*STATED EXERCISE*: Find the lines that hold the word "image" and return them.

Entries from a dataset
— START —

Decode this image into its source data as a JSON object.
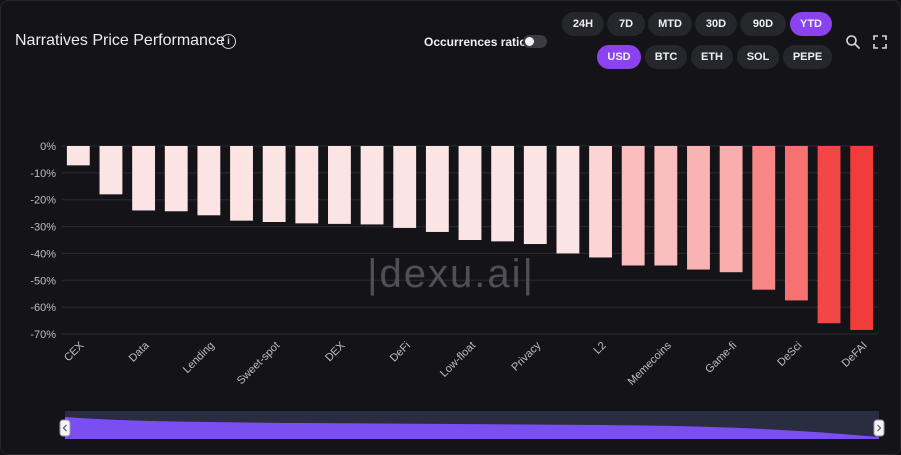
{
  "header": {
    "title": "Narratives Price Performance",
    "occurrences_label": "Occurrences ratio",
    "occurrences_on": false
  },
  "timeframes": [
    {
      "label": "24H",
      "active": false
    },
    {
      "label": "7D",
      "active": false
    },
    {
      "label": "MTD",
      "active": false
    },
    {
      "label": "30D",
      "active": false
    },
    {
      "label": "90D",
      "active": false
    },
    {
      "label": "YTD",
      "active": true
    }
  ],
  "currencies": [
    {
      "label": "USD",
      "active": true
    },
    {
      "label": "BTC",
      "active": false
    },
    {
      "label": "ETH",
      "active": false
    },
    {
      "label": "SOL",
      "active": false
    },
    {
      "label": "PEPE",
      "active": false
    }
  ],
  "tools": {
    "search_icon": "search-icon",
    "expand_icon": "fullscreen-icon"
  },
  "watermark": "|dexu.ai|",
  "colors": {
    "accent": "#8b43f0",
    "light_bar": "#fde4e4",
    "dark_bar": "#f23b3b"
  },
  "chart_data": {
    "type": "bar",
    "title": "",
    "xlabel": "",
    "ylabel": "",
    "ylim": [
      -70,
      0
    ],
    "yticks": [
      "0%",
      "-10%",
      "-20%",
      "-30%",
      "-40%",
      "-50%",
      "-60%",
      "-70%"
    ],
    "grid": true,
    "categories": [
      "CEX",
      "",
      "Data",
      "",
      "Lending",
      "",
      "Sweet-spot",
      "",
      "DEX",
      "",
      "DeFi",
      "",
      "Low-float",
      "",
      "Privacy",
      "",
      "L2",
      "",
      "Memecoins",
      "",
      "Game-fi",
      "",
      "DeSci",
      "",
      "DeFAI"
    ],
    "values": [
      -7.2,
      -18.0,
      -24.0,
      -24.3,
      -25.8,
      -27.8,
      -28.3,
      -28.8,
      -29.0,
      -29.2,
      -30.5,
      -32.0,
      -35.0,
      -35.5,
      -36.5,
      -40.0,
      -41.5,
      -44.5,
      -44.5,
      -46.0,
      -47.0,
      -53.5,
      -57.5,
      -66.0,
      -68.5
    ],
    "value_unit": "%",
    "bar_color_scale": "darker red for larger decline"
  }
}
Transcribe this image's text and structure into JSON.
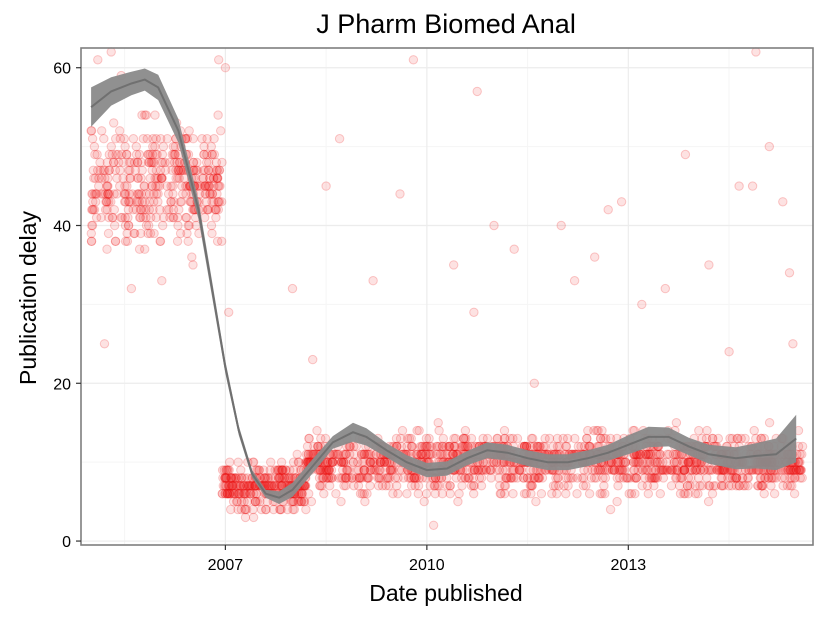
{
  "chart_data": {
    "type": "scatter",
    "title": "J Pharm Biomed Anal",
    "xlabel": "Date published",
    "ylabel": "Publication delay",
    "x_unit": "year",
    "xlim": [
      2004.85,
      2015.75
    ],
    "ylim": [
      -0.5,
      62.5
    ],
    "x_ticks": [
      2007,
      2010,
      2013
    ],
    "x_tick_labels": [
      "2007",
      "2010",
      "2013"
    ],
    "y_ticks": [
      0,
      20,
      40,
      60
    ],
    "y_tick_labels": [
      "0",
      "20",
      "40",
      "60"
    ],
    "grid": true,
    "legend": "none",
    "colors": {
      "points": "#ee1111",
      "smooth_band": "#8a8a8a",
      "smooth_line": "#707070",
      "panel_border": "#7f7f7f",
      "grid": "#ececec"
    },
    "series": [
      {
        "kind": "points",
        "segments": [
          {
            "x_start": 2005.0,
            "x_end": 2006.95,
            "y_center": 45,
            "y_spread": 11,
            "count": 420
          },
          {
            "x_start": 2006.95,
            "x_end": 2008.2,
            "y_center": 7,
            "y_spread": 4,
            "count": 300
          },
          {
            "x_start": 2008.2,
            "x_end": 2015.6,
            "y_center": 10,
            "y_spread": 5,
            "count": 1500
          }
        ],
        "sample_points": [
          [
            2005.0,
            52
          ],
          [
            2005.1,
            61
          ],
          [
            2005.2,
            25
          ],
          [
            2005.3,
            62
          ],
          [
            2005.45,
            59
          ],
          [
            2005.6,
            32
          ],
          [
            2005.8,
            54
          ],
          [
            2006.1,
            63
          ],
          [
            2006.3,
            47
          ],
          [
            2006.5,
            36
          ],
          [
            2006.7,
            63
          ],
          [
            2006.9,
            61
          ],
          [
            2007.0,
            60
          ],
          [
            2007.05,
            29
          ],
          [
            2007.3,
            3
          ],
          [
            2007.6,
            4
          ],
          [
            2008.0,
            32
          ],
          [
            2008.3,
            23
          ],
          [
            2008.5,
            45
          ],
          [
            2008.7,
            51
          ],
          [
            2009.2,
            33
          ],
          [
            2009.6,
            44
          ],
          [
            2009.8,
            61
          ],
          [
            2010.1,
            2
          ],
          [
            2010.4,
            35
          ],
          [
            2010.7,
            29
          ],
          [
            2010.75,
            57
          ],
          [
            2011.0,
            40
          ],
          [
            2011.3,
            37
          ],
          [
            2011.6,
            20
          ],
          [
            2012.0,
            40
          ],
          [
            2012.2,
            33
          ],
          [
            2012.5,
            36
          ],
          [
            2012.7,
            42
          ],
          [
            2012.9,
            43
          ],
          [
            2013.2,
            30
          ],
          [
            2013.55,
            32
          ],
          [
            2013.85,
            49
          ],
          [
            2014.2,
            35
          ],
          [
            2014.5,
            24
          ],
          [
            2014.65,
            45
          ],
          [
            2014.85,
            45
          ],
          [
            2014.9,
            62
          ],
          [
            2015.1,
            50
          ],
          [
            2015.3,
            43
          ],
          [
            2015.4,
            34
          ],
          [
            2015.45,
            25
          ]
        ]
      },
      {
        "kind": "smooth",
        "x": [
          2005.0,
          2005.3,
          2005.6,
          2005.8,
          2006.0,
          2006.3,
          2006.6,
          2006.8,
          2007.0,
          2007.2,
          2007.4,
          2007.6,
          2007.8,
          2008.0,
          2008.3,
          2008.6,
          2008.9,
          2009.1,
          2009.4,
          2009.7,
          2010.0,
          2010.3,
          2010.6,
          2010.9,
          2011.2,
          2011.5,
          2011.8,
          2012.1,
          2012.4,
          2012.7,
          2013.0,
          2013.3,
          2013.6,
          2013.9,
          2014.2,
          2014.6,
          2014.9,
          2015.2,
          2015.5
        ],
        "y": [
          55,
          57,
          58,
          58.5,
          57.5,
          52,
          42,
          32,
          22,
          14,
          8.5,
          6,
          5.5,
          6.5,
          9.5,
          12.5,
          13.8,
          13.2,
          11.5,
          10,
          9,
          9.2,
          10.5,
          11.5,
          11.2,
          10.5,
          10,
          10,
          10.5,
          11.2,
          12.2,
          13.2,
          13.2,
          12,
          11,
          10.5,
          10.8,
          11,
          13
        ],
        "band_half_width": [
          2.5,
          1.8,
          1.5,
          1.4,
          1.6,
          1.5,
          1.2,
          1.0,
          0.8,
          0.6,
          0.5,
          0.5,
          0.8,
          0.9,
          0.9,
          0.8,
          1.2,
          1.1,
          0.9,
          0.9,
          0.9,
          0.9,
          0.9,
          1.0,
          1.0,
          1.0,
          1.0,
          1.0,
          1.0,
          1.0,
          1.2,
          1.3,
          1.2,
          1.1,
          1.2,
          1.4,
          1.6,
          2.0,
          3.0
        ]
      }
    ]
  }
}
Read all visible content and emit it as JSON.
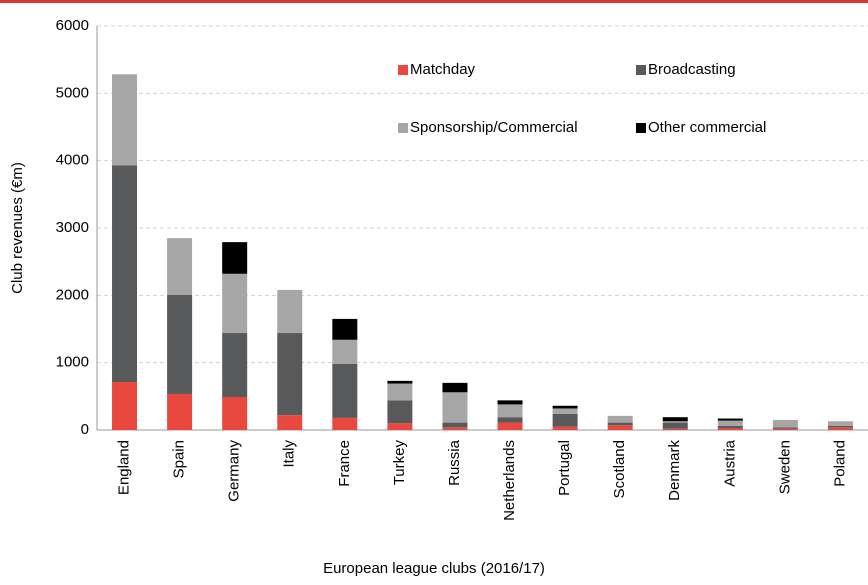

— END —

*CORRECT ANSWER*:
Decode this image into its source data as a JSON object.
Transcribe this image's text and structure into JSON.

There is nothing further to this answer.